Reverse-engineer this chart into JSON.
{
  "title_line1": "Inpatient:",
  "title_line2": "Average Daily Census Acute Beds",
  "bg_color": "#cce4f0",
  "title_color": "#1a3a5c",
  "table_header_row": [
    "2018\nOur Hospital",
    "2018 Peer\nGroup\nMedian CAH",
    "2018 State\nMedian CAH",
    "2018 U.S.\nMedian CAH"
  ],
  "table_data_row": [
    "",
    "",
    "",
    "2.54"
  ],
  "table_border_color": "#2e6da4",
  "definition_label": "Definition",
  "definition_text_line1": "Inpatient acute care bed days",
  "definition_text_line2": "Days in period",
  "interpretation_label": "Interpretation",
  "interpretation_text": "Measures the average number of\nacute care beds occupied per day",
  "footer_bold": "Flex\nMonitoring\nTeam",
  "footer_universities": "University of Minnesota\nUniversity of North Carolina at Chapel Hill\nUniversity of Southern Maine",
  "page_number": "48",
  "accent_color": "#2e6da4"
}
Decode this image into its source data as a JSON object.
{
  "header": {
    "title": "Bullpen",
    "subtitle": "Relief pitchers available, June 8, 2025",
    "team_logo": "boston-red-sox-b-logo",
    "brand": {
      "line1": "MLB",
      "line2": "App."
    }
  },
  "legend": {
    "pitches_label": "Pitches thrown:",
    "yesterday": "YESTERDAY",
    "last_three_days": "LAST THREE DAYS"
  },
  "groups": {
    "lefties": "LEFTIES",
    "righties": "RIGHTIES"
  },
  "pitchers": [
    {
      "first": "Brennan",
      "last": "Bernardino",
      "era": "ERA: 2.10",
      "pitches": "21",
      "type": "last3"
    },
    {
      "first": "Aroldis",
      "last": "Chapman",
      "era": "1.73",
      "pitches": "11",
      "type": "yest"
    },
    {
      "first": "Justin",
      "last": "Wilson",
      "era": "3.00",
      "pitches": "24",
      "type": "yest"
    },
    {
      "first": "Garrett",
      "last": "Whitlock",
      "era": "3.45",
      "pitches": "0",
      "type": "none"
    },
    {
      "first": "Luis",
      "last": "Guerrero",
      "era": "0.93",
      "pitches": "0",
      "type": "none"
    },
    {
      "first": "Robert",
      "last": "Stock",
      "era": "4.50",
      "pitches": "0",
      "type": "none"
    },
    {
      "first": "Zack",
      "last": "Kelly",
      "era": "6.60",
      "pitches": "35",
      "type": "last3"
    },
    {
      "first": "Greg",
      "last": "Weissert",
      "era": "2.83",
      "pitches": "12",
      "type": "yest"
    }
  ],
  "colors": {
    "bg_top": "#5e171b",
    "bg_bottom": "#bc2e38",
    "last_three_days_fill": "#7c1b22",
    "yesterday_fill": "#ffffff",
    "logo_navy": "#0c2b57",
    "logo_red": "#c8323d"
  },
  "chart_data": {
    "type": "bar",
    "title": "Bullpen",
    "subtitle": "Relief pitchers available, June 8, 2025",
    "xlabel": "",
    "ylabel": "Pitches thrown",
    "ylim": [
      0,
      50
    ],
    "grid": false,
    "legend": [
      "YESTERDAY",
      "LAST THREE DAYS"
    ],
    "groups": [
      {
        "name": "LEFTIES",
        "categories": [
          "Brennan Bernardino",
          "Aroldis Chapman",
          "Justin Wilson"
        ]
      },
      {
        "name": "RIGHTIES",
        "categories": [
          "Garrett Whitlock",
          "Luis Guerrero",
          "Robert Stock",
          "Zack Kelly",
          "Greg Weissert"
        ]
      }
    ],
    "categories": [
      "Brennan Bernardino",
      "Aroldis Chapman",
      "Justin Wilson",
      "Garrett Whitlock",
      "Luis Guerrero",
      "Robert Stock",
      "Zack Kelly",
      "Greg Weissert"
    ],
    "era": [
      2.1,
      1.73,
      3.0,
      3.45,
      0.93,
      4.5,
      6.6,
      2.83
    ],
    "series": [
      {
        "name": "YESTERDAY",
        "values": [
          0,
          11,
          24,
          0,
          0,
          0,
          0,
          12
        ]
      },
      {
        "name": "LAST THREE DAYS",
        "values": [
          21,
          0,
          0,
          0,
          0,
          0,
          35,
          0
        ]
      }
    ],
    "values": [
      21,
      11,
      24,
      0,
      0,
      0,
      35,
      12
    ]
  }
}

**********

STATED EXERCISE -> Show every line of the listing in which the string "Stock" can be found.

RESPONSE FOR THIS EXERCISE ->
      "last": "Stock",
          "Robert Stock",
      "Robert Stock",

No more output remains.